**Material for the task**.
============
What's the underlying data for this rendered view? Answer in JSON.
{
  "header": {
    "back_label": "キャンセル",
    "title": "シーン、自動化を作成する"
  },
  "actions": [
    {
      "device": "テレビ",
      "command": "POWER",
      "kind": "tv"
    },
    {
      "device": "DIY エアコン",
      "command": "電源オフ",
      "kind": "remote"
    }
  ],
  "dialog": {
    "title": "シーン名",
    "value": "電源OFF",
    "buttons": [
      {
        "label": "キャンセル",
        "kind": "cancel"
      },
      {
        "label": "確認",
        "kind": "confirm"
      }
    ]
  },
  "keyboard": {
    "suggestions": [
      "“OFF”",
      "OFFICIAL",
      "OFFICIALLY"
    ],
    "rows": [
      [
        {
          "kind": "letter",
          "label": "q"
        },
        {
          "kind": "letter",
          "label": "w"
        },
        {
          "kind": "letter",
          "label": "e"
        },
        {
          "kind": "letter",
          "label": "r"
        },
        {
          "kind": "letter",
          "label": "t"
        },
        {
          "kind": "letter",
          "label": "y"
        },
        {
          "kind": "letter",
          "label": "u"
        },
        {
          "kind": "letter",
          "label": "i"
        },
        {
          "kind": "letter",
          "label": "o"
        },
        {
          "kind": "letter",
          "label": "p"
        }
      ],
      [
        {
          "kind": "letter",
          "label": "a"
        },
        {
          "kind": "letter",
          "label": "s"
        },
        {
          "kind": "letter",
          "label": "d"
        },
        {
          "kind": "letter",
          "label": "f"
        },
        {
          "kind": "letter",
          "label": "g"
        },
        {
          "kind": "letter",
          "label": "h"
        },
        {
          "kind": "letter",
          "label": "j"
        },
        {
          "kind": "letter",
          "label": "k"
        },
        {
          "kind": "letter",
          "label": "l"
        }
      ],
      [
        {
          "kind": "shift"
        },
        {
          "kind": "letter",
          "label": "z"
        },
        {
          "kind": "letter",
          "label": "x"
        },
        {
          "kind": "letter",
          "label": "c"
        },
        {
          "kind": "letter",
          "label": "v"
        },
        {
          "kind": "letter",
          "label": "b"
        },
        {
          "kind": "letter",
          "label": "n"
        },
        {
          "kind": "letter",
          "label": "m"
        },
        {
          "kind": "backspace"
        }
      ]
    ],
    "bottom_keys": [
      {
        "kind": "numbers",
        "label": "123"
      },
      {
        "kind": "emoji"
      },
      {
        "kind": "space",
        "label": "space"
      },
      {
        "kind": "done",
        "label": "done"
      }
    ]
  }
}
============
**Instruction**. All of the data needs to be printed once more, exactly.

**Task answer**.
What's the underlying data for this rendered view? Answer in JSON.
{
  "header": {
    "back_label": "キャンセル",
    "title": "シーン、自動化を作成する"
  },
  "actions": [
    {
      "device": "テレビ",
      "command": "POWER",
      "kind": "tv"
    },
    {
      "device": "DIY エアコン",
      "command": "電源オフ",
      "kind": "remote"
    }
  ],
  "dialog": {
    "title": "シーン名",
    "value": "電源OFF",
    "buttons": [
      {
        "label": "キャンセル",
        "kind": "cancel"
      },
      {
        "label": "確認",
        "kind": "confirm"
      }
    ]
  },
  "keyboard": {
    "suggestions": [
      "“OFF”",
      "OFFICIAL",
      "OFFICIALLY"
    ],
    "rows": [
      [
        {
          "kind": "letter",
          "label": "q"
        },
        {
          "kind": "letter",
          "label": "w"
        },
        {
          "kind": "letter",
          "label": "e"
        },
        {
          "kind": "letter",
          "label": "r"
        },
        {
          "kind": "letter",
          "label": "t"
        },
        {
          "kind": "letter",
          "label": "y"
        },
        {
          "kind": "letter",
          "label": "u"
        },
        {
          "kind": "letter",
          "label": "i"
        },
        {
          "kind": "letter",
          "label": "o"
        },
        {
          "kind": "letter",
          "label": "p"
        }
      ],
      [
        {
          "kind": "letter",
          "label": "a"
        },
        {
          "kind": "letter",
          "label": "s"
        },
        {
          "kind": "letter",
          "label": "d"
        },
        {
          "kind": "letter",
          "label": "f"
        },
        {
          "kind": "letter",
          "label": "g"
        },
        {
          "kind": "letter",
          "label": "h"
        },
        {
          "kind": "letter",
          "label": "j"
        },
        {
          "kind": "letter",
          "label": "k"
        },
        {
          "kind": "letter",
          "label": "l"
        }
      ],
      [
        {
          "kind": "shift"
        },
        {
          "kind": "letter",
          "label": "z"
        },
        {
          "kind": "letter",
          "label": "x"
        },
        {
          "kind": "letter",
          "label": "c"
        },
        {
          "kind": "letter",
          "label": "v"
        },
        {
          "kind": "letter",
          "label": "b"
        },
        {
          "kind": "letter",
          "label": "n"
        },
        {
          "kind": "letter",
          "label": "m"
        },
        {
          "kind": "backspace"
        }
      ]
    ],
    "bottom_keys": [
      {
        "kind": "numbers",
        "label": "123"
      },
      {
        "kind": "emoji"
      },
      {
        "kind": "space",
        "label": "space"
      },
      {
        "kind": "done",
        "label": "done"
      }
    ]
  }
}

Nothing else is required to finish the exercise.